_Short problem_. Show each line that has the string "Referent" in it.

_Entries shown_.

####

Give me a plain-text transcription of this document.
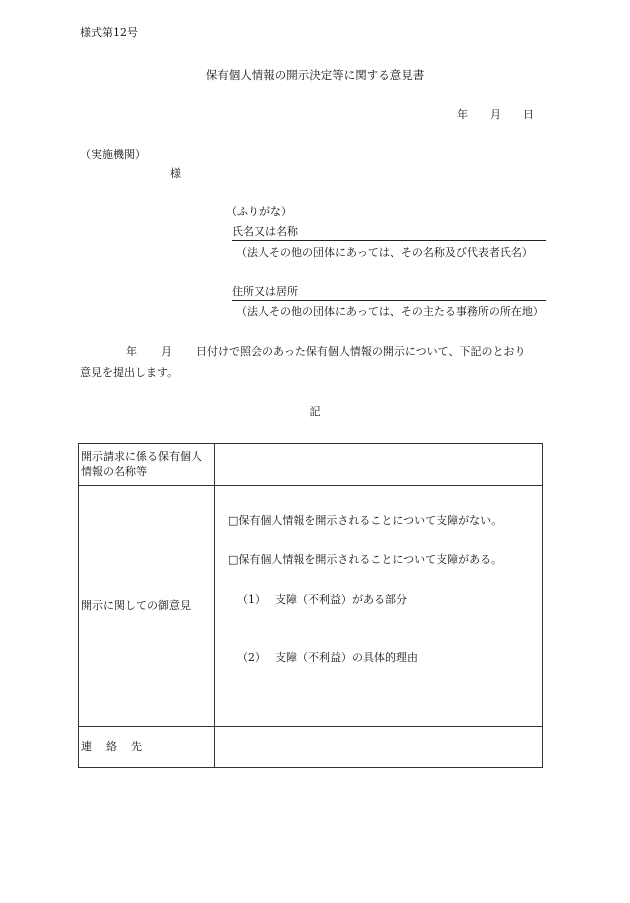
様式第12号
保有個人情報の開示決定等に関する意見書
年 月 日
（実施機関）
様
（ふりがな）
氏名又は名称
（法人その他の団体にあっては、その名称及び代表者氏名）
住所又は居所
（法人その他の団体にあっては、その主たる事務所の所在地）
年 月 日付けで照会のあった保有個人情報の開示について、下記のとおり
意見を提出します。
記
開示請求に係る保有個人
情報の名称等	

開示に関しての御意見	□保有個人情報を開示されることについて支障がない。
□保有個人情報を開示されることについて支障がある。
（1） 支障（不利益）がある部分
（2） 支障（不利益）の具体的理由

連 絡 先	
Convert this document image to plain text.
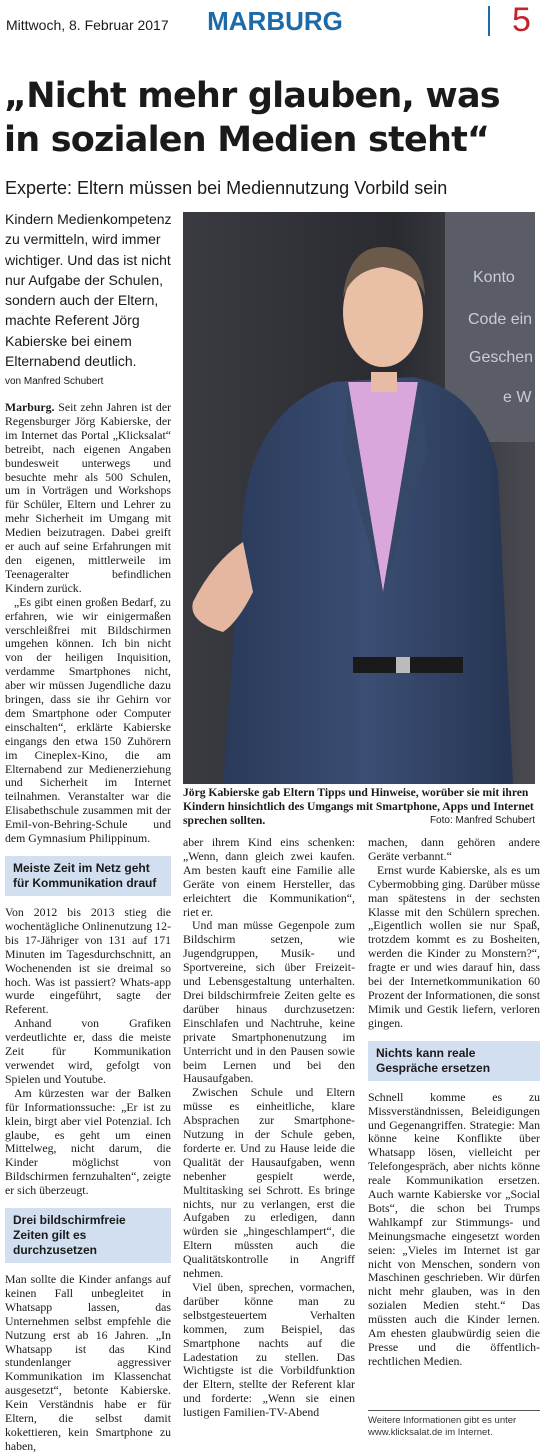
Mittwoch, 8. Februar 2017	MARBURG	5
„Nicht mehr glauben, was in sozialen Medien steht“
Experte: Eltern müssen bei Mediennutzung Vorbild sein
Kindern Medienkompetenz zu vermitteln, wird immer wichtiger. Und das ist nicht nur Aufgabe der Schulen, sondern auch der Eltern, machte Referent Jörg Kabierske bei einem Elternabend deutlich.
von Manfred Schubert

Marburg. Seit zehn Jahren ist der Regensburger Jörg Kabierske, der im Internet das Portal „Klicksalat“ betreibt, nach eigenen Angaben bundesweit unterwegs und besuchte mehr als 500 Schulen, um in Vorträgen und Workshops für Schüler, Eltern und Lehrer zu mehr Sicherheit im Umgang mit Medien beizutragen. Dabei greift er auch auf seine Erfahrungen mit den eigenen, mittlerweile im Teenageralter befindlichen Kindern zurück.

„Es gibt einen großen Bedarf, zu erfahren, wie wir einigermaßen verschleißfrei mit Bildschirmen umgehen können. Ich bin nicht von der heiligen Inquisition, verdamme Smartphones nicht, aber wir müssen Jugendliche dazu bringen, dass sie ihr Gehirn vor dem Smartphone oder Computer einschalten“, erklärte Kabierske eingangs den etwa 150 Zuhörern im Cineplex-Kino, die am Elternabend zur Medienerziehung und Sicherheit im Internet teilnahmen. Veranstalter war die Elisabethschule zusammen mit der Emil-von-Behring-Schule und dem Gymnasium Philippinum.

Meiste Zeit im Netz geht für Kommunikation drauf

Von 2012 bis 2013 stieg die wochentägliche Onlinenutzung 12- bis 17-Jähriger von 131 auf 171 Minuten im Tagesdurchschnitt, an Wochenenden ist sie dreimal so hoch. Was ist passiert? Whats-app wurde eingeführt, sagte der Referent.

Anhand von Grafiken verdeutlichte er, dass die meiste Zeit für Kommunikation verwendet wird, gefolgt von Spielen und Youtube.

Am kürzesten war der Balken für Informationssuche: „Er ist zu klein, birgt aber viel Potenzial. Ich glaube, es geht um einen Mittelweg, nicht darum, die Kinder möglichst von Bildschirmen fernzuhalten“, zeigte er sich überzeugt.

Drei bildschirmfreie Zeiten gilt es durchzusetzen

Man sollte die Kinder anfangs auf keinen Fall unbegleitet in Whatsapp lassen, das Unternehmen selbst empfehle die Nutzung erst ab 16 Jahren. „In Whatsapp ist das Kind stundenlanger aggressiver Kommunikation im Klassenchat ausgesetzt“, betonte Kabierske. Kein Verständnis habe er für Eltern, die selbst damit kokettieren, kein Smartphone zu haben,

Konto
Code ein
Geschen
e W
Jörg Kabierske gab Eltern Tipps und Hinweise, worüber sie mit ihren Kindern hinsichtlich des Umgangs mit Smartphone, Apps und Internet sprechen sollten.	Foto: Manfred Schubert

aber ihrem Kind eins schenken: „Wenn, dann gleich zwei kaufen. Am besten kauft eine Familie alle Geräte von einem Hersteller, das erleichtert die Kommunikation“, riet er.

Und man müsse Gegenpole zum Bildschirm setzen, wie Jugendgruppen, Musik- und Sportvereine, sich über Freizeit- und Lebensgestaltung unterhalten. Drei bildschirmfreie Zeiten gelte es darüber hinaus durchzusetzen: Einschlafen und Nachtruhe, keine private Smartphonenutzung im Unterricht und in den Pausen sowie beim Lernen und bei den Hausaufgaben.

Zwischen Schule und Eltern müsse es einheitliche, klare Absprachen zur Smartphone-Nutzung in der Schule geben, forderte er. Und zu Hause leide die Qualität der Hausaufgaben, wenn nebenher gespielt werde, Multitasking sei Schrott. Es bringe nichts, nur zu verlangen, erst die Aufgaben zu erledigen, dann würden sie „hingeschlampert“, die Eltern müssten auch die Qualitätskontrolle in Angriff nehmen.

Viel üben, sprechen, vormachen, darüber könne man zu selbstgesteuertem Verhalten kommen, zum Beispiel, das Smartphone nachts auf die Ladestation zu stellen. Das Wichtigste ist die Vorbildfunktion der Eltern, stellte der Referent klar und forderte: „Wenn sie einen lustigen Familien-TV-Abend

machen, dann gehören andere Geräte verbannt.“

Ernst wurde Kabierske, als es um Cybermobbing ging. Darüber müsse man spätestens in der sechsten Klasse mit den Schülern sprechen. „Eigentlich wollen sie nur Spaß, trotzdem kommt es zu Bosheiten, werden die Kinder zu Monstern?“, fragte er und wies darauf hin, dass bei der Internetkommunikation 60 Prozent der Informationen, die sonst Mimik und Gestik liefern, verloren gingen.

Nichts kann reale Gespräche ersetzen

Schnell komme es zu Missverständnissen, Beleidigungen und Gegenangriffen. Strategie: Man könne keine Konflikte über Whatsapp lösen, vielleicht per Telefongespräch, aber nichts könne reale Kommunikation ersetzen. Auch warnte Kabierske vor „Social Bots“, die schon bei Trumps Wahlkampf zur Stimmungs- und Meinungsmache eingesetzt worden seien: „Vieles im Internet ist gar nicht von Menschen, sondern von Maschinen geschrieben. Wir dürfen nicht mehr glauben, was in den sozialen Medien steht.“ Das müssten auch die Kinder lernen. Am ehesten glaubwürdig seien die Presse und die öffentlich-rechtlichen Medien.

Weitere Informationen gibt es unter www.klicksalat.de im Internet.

####

_Task response_.
Kindern Medienkompetenz zu vermitteln, wird immer wichtiger. Und das ist nicht nur Aufgabe der Schulen, sondern auch der Eltern, machte Referent Jörg Kabierske bei einem Elternabend deutlich.
Von 2012 bis 2013 stieg die wochentägliche Onlinenutzung 12- bis 17-Jähriger von 131 auf 171 Minuten im Tagesdurchschnitt, an Wochenenden ist sie dreimal so hoch. Was ist passiert? Whats-app wurde eingeführt, sagte der Referent.
Viel üben, sprechen, vormachen, darüber könne man zu selbstgesteuertem Verhalten kommen, zum Beispiel, das Smartphone nachts auf die Ladestation zu stellen. Das Wichtigste ist die Vorbildfunktion der Eltern, stellte der Referent klar und forderte: „Wenn sie einen lustigen Familien-TV-Abend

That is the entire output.